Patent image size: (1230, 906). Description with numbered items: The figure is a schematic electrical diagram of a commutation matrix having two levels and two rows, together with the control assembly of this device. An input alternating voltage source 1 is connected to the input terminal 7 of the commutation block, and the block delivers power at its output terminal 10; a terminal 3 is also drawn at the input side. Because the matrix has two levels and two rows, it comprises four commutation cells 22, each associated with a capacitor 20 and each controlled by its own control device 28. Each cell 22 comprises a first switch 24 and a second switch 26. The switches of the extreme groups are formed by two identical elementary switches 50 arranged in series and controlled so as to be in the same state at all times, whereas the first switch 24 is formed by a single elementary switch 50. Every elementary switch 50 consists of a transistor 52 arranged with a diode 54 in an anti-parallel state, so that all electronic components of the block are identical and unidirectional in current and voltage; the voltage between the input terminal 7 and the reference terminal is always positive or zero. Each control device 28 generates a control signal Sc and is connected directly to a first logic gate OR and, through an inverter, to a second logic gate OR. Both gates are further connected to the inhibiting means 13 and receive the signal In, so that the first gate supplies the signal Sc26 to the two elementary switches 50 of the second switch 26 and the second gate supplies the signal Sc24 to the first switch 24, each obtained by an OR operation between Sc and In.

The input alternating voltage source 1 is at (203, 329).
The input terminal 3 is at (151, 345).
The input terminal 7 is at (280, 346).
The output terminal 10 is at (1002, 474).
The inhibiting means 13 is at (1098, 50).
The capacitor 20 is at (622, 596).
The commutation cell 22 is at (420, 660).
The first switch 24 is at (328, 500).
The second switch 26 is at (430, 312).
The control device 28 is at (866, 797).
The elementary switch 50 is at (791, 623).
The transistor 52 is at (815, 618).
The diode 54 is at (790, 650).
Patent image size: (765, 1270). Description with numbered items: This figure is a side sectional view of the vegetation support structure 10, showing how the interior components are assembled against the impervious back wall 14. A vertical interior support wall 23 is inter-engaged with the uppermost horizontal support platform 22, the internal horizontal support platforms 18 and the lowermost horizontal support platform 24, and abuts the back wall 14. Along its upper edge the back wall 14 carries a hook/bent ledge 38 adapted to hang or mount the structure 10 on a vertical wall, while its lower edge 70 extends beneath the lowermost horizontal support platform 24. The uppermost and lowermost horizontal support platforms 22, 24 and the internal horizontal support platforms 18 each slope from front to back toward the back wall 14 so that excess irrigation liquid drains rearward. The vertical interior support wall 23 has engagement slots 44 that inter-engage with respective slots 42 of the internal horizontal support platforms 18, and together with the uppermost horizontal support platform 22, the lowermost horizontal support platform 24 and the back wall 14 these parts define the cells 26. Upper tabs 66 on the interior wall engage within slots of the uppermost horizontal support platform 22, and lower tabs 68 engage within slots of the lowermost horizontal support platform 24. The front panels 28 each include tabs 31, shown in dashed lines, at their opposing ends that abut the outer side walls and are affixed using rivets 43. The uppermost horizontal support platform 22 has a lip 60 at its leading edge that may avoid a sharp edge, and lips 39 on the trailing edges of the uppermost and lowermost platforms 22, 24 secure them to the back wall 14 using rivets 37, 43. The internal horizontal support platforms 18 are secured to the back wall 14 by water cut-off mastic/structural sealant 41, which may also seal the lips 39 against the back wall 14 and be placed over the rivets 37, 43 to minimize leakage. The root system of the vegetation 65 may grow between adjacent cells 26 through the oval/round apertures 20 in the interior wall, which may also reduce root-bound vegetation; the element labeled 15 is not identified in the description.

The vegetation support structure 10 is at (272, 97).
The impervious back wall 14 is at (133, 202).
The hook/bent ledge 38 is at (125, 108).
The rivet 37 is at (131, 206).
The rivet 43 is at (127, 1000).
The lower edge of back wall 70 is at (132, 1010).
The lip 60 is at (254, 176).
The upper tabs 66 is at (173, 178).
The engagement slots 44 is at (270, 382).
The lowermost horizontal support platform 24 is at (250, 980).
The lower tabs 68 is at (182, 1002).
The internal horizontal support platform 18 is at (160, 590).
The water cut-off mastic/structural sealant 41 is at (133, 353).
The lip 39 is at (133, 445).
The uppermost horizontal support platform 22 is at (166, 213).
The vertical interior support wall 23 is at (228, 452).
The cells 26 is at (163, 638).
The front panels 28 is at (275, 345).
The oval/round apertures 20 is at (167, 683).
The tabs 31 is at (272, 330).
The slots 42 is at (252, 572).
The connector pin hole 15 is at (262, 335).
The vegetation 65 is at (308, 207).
▬▬▬▬▬▬
Every entry above must be returned word for word.

Patent image size: (1230, 906). Description with numbered items: The figure is a schematic electrical diagram of a commutation matrix having two levels and two rows, together with the control assembly of this device. An input alternating voltage source 1 is connected to the input terminal 7 of the commutation block, and the block delivers power at its output terminal 10; a terminal 3 is also drawn at the input side. Because the matrix has two levels and two rows, it comprises four commutation cells 22, each associated with a capacitor 20 and each controlled by its own control device 28. Each cell 22 comprises a first switch 24 and a second switch 26. The switches of the extreme groups are formed by two identical elementary switches 50 arranged in series and controlled so as to be in the same state at all times, whereas the first switch 24 is formed by a single elementary switch 50. Every elementary switch 50 consists of a transistor 52 arranged with a diode 54 in an anti-parallel state, so that all electronic components of the block are identical and unidirectional in current and voltage; the voltage between the input terminal 7 and the reference terminal is always positive or zero. Each control device 28 generates a control signal Sc and is connected directly to a first logic gate OR and, through an inverter, to a second logic gate OR. Both gates are further connected to the inhibiting means 13 and receive the signal In, so that the first gate supplies the signal Sc26 to the two elementary switches 50 of the second switch 26 and the second gate supplies the signal Sc24 to the first switch 24, each obtained by an OR operation between Sc and In.

The input alternating voltage source 1 is at (203, 329).
The input terminal 3 is at (151, 345).
The input terminal 7 is at (280, 346).
The output terminal 10 is at (1002, 474).
The inhibiting means 13 is at (1098, 50).
The capacitor 20 is at (622, 596).
The commutation cell 22 is at (420, 660).
The first switch 24 is at (328, 500).
The second switch 26 is at (430, 312).
The control device 28 is at (866, 797).
The elementary switch 50 is at (791, 623).
The transistor 52 is at (815, 618).
The diode 54 is at (790, 650).
Patent image size: (765, 1270). Description with numbered items: This figure is a side sectional view of the vegetation support structure 10, showing how the interior components are assembled against the impervious back wall 14. A vertical interior support wall 23 is inter-engaged with the uppermost horizontal support platform 22, the internal horizontal support platforms 18 and the lowermost horizontal support platform 24, and abuts the back wall 14. Along its upper edge the back wall 14 carries a hook/bent ledge 38 adapted to hang or mount the structure 10 on a vertical wall, while its lower edge 70 extends beneath the lowermost horizontal support platform 24. The uppermost and lowermost horizontal support platforms 22, 24 and the internal horizontal support platforms 18 each slope from front to back toward the back wall 14 so that excess irrigation liquid drains rearward. The vertical interior support wall 23 has engagement slots 44 that inter-engage with respective slots 42 of the internal horizontal support platforms 18, and together with the uppermost horizontal support platform 22, the lowermost horizontal support platform 24 and the back wall 14 these parts define the cells 26. Upper tabs 66 on the interior wall engage within slots of the uppermost horizontal support platform 22, and lower tabs 68 engage within slots of the lowermost horizontal support platform 24. The front panels 28 each include tabs 31, shown in dashed lines, at their opposing ends that abut the outer side walls and are affixed using rivets 43. The uppermost horizontal support platform 22 has a lip 60 at its leading edge that may avoid a sharp edge, and lips 39 on the trailing edges of the uppermost and lowermost platforms 22, 24 secure them to the back wall 14 using rivets 37, 43. The internal horizontal support platforms 18 are secured to the back wall 14 by water cut-off mastic/structural sealant 41, which may also seal the lips 39 against the back wall 14 and be placed over the rivets 37, 43 to minimize leakage. The root system of the vegetation 65 may grow between adjacent cells 26 through the oval/round apertures 20 in the interior wall, which may also reduce root-bound vegetation; the element labeled 15 is not identified in the description.

The vegetation support structure 10 is at (272, 97).
The impervious back wall 14 is at (133, 202).
The hook/bent ledge 38 is at (125, 108).
The rivet 37 is at (131, 206).
The rivet 43 is at (127, 1000).
The lower edge of back wall 70 is at (132, 1010).
The lip 60 is at (254, 176).
The upper tabs 66 is at (173, 178).
The engagement slots 44 is at (270, 382).
The lowermost horizontal support platform 24 is at (250, 980).
The lower tabs 68 is at (182, 1002).
The internal horizontal support platform 18 is at (160, 590).
The water cut-off mastic/structural sealant 41 is at (133, 353).
The lip 39 is at (133, 445).
The uppermost horizontal support platform 22 is at (166, 213).
The vertical interior support wall 23 is at (228, 452).
The cells 26 is at (163, 638).
The front panels 28 is at (275, 345).
The oval/round apertures 20 is at (167, 683).
The tabs 31 is at (272, 330).
The slots 42 is at (252, 572).
The connector pin hole 15 is at (262, 335).
The vegetation 65 is at (308, 207).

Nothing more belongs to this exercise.